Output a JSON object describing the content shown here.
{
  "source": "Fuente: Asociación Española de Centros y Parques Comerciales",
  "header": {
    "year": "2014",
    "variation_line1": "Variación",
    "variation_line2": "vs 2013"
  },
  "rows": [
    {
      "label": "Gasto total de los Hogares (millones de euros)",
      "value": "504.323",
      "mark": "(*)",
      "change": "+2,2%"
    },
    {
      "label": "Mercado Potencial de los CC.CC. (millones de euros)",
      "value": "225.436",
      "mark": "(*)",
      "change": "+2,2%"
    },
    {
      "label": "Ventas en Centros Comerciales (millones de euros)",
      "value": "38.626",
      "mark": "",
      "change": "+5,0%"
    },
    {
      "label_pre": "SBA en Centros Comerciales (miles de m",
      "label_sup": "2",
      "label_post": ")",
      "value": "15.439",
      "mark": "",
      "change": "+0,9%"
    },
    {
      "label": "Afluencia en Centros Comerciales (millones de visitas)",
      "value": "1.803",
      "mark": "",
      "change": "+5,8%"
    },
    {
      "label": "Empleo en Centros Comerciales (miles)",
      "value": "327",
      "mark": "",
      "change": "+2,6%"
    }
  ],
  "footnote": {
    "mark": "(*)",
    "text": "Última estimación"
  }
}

——————————

• What to produce: Print the material above once more, exactly.

• Finished exercise:
Output a JSON object describing the content shown here.
{
  "source": "Fuente: Asociación Española de Centros y Parques Comerciales",
  "header": {
    "year": "2014",
    "variation_line1": "Variación",
    "variation_line2": "vs 2013"
  },
  "rows": [
    {
      "label": "Gasto total de los Hogares (millones de euros)",
      "value": "504.323",
      "mark": "(*)",
      "change": "+2,2%"
    },
    {
      "label": "Mercado Potencial de los CC.CC. (millones de euros)",
      "value": "225.436",
      "mark": "(*)",
      "change": "+2,2%"
    },
    {
      "label": "Ventas en Centros Comerciales (millones de euros)",
      "value": "38.626",
      "mark": "",
      "change": "+5,0%"
    },
    {
      "label_pre": "SBA en Centros Comerciales (miles de m",
      "label_sup": "2",
      "label_post": ")",
      "value": "15.439",
      "mark": "",
      "change": "+0,9%"
    },
    {
      "label": "Afluencia en Centros Comerciales (millones de visitas)",
      "value": "1.803",
      "mark": "",
      "change": "+5,8%"
    },
    {
      "label": "Empleo en Centros Comerciales (miles)",
      "value": "327",
      "mark": "",
      "change": "+2,6%"
    }
  ],
  "footnote": {
    "mark": "(*)",
    "text": "Última estimación"
  }
}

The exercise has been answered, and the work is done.